[STATED EXERCISE]
Print out the entries below with no edits.

-- start of EXERCISE MATERIALS --

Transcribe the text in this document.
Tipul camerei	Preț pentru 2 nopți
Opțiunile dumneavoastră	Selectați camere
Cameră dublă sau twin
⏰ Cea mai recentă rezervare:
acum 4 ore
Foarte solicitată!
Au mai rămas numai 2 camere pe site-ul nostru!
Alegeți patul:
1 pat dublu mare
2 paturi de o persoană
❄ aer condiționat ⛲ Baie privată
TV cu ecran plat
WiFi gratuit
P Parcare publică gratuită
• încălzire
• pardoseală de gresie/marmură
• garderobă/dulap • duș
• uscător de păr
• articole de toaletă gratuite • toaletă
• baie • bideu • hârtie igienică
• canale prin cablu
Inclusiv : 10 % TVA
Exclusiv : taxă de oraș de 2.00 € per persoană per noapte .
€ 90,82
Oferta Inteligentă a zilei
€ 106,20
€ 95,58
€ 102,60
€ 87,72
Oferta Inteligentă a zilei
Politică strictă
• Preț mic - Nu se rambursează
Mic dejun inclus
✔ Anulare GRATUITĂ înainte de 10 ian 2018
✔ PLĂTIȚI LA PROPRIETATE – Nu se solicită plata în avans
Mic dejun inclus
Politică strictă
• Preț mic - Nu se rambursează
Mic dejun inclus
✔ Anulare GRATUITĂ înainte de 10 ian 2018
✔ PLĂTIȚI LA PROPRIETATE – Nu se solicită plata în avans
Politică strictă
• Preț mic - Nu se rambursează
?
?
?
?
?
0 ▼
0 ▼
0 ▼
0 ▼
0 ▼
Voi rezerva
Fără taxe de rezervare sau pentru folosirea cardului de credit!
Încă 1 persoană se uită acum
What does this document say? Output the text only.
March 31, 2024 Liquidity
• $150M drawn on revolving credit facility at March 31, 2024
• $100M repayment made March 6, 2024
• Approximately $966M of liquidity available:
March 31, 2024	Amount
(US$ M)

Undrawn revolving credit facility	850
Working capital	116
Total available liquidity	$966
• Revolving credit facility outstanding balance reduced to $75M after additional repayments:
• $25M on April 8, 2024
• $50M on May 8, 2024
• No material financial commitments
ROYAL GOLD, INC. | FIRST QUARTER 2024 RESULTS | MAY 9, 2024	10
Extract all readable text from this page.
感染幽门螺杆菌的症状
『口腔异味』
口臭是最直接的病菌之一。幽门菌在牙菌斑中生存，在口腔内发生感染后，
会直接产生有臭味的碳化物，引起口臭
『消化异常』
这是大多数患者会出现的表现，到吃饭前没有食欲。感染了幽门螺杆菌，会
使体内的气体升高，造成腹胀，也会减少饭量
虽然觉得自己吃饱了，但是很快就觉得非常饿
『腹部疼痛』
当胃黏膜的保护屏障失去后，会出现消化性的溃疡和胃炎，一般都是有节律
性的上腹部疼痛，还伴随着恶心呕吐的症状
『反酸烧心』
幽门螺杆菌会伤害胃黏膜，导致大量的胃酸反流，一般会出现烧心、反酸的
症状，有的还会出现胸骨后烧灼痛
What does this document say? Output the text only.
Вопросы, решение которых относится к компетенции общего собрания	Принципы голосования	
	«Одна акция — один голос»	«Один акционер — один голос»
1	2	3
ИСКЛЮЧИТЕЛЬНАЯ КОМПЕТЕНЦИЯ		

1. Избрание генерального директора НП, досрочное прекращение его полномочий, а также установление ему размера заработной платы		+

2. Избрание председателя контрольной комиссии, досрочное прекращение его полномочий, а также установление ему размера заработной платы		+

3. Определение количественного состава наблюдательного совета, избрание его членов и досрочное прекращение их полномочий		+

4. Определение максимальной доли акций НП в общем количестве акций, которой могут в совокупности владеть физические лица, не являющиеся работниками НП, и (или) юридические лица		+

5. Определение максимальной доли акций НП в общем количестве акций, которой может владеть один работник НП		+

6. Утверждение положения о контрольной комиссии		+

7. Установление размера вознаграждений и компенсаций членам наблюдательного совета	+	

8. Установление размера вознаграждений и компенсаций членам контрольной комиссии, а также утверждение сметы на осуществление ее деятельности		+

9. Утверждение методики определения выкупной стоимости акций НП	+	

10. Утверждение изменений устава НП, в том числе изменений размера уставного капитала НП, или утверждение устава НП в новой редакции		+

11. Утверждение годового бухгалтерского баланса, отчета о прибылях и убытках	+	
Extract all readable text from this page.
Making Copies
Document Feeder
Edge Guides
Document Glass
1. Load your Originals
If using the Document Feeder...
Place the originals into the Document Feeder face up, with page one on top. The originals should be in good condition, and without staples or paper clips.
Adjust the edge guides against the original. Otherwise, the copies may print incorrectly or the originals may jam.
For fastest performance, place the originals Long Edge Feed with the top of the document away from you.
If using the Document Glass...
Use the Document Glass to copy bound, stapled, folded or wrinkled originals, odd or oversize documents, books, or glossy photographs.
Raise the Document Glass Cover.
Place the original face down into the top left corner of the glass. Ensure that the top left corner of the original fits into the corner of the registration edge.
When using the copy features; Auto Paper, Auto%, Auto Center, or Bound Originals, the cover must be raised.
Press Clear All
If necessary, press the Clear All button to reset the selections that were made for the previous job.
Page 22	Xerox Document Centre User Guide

-- end of EXERCISE MATERIALS --

[WRITTEN RESPONSE]
Transcribe the text in this document.
Tipul camerei	Preț pentru 2 nopți
Opțiunile dumneavoastră	Selectați camere
Cameră dublă sau twin
⏰ Cea mai recentă rezervare:
acum 4 ore
Foarte solicitată!
Au mai rămas numai 2 camere pe site-ul nostru!
Alegeți patul:
1 pat dublu mare
2 paturi de o persoană
❄ aer condiționat ⛲ Baie privată
TV cu ecran plat
WiFi gratuit
P Parcare publică gratuită
• încălzire
• pardoseală de gresie/marmură
• garderobă/dulap • duș
• uscător de păr
• articole de toaletă gratuite • toaletă
• baie • bideu • hârtie igienică
• canale prin cablu
Inclusiv : 10 % TVA
Exclusiv : taxă de oraș de 2.00 € per persoană per noapte .
€ 90,82
Oferta Inteligentă a zilei
€ 106,20
€ 95,58
€ 102,60
€ 87,72
Oferta Inteligentă a zilei
Politică strictă
• Preț mic - Nu se rambursează
Mic dejun inclus
✔ Anulare GRATUITĂ înainte de 10 ian 2018
✔ PLĂTIȚI LA PROPRIETATE – Nu se solicită plata în avans
Mic dejun inclus
Politică strictă
• Preț mic - Nu se rambursează
Mic dejun inclus
✔ Anulare GRATUITĂ înainte de 10 ian 2018
✔ PLĂTIȚI LA PROPRIETATE – Nu se solicită plata în avans
Politică strictă
• Preț mic - Nu se rambursează
?
?
?
?
?
0 ▼
0 ▼
0 ▼
0 ▼
0 ▼
Voi rezerva
Fără taxe de rezervare sau pentru folosirea cardului de credit!
Încă 1 persoană se uită acum
What does this document say? Output the text only.
March 31, 2024 Liquidity
• $150M drawn on revolving credit facility at March 31, 2024
• $100M repayment made March 6, 2024
• Approximately $966M of liquidity available:
March 31, 2024	Amount
(US$ M)

Undrawn revolving credit facility	850
Working capital	116
Total available liquidity	$966
• Revolving credit facility outstanding balance reduced to $75M after additional repayments:
• $25M on April 8, 2024
• $50M on May 8, 2024
• No material financial commitments
ROYAL GOLD, INC. | FIRST QUARTER 2024 RESULTS | MAY 9, 2024	10
Extract all readable text from this page.
感染幽门螺杆菌的症状
『口腔异味』
口臭是最直接的病菌之一。幽门菌在牙菌斑中生存，在口腔内发生感染后，
会直接产生有臭味的碳化物，引起口臭
『消化异常』
这是大多数患者会出现的表现，到吃饭前没有食欲。感染了幽门螺杆菌，会
使体内的气体升高，造成腹胀，也会减少饭量
虽然觉得自己吃饱了，但是很快就觉得非常饿
『腹部疼痛』
当胃黏膜的保护屏障失去后，会出现消化性的溃疡和胃炎，一般都是有节律
性的上腹部疼痛，还伴随着恶心呕吐的症状
『反酸烧心』
幽门螺杆菌会伤害胃黏膜，导致大量的胃酸反流，一般会出现烧心、反酸的
症状，有的还会出现胸骨后烧灼痛
What does this document say? Output the text only.
Вопросы, решение которых относится к компетенции общего собрания	Принципы голосования	
	«Одна акция — один голос»	«Один акционер — один голос»
1	2	3
ИСКЛЮЧИТЕЛЬНАЯ КОМПЕТЕНЦИЯ		

1. Избрание генерального директора НП, досрочное прекращение его полномочий, а также установление ему размера заработной платы		+

2. Избрание председателя контрольной комиссии, досрочное прекращение его полномочий, а также установление ему размера заработной платы		+

3. Определение количественного состава наблюдательного совета, избрание его членов и досрочное прекращение их полномочий		+

4. Определение максимальной доли акций НП в общем количестве акций, которой могут в совокупности владеть физические лица, не являющиеся работниками НП, и (или) юридические лица		+

5. Определение максимальной доли акций НП в общем количестве акций, которой может владеть один работник НП		+

6. Утверждение положения о контрольной комиссии		+

7. Установление размера вознаграждений и компенсаций членам наблюдательного совета	+	

8. Установление размера вознаграждений и компенсаций членам контрольной комиссии, а также утверждение сметы на осуществление ее деятельности		+

9. Утверждение методики определения выкупной стоимости акций НП	+	

10. Утверждение изменений устава НП, в том числе изменений размера уставного капитала НП, или утверждение устава НП в новой редакции		+

11. Утверждение годового бухгалтерского баланса, отчета о прибылях и убытках	+	
Extract all readable text from this page.
Making Copies
Document Feeder
Edge Guides
Document Glass
1. Load your Originals
If using the Document Feeder...
Place the originals into the Document Feeder face up, with page one on top. The originals should be in good condition, and without staples or paper clips.
Adjust the edge guides against the original. Otherwise, the copies may print incorrectly or the originals may jam.
For fastest performance, place the originals Long Edge Feed with the top of the document away from you.
If using the Document Glass...
Use the Document Glass to copy bound, stapled, folded or wrinkled originals, odd or oversize documents, books, or glossy photographs.
Raise the Document Glass Cover.
Place the original face down into the top left corner of the glass. Ensure that the top left corner of the original fits into the corner of the registration edge.
When using the copy features; Auto Paper, Auto%, Auto Center, or Bound Originals, the cover must be raised.
Press Clear All
If necessary, press the Clear All button to reset the selections that were made for the previous job.
Page 22	Xerox Document Centre User Guide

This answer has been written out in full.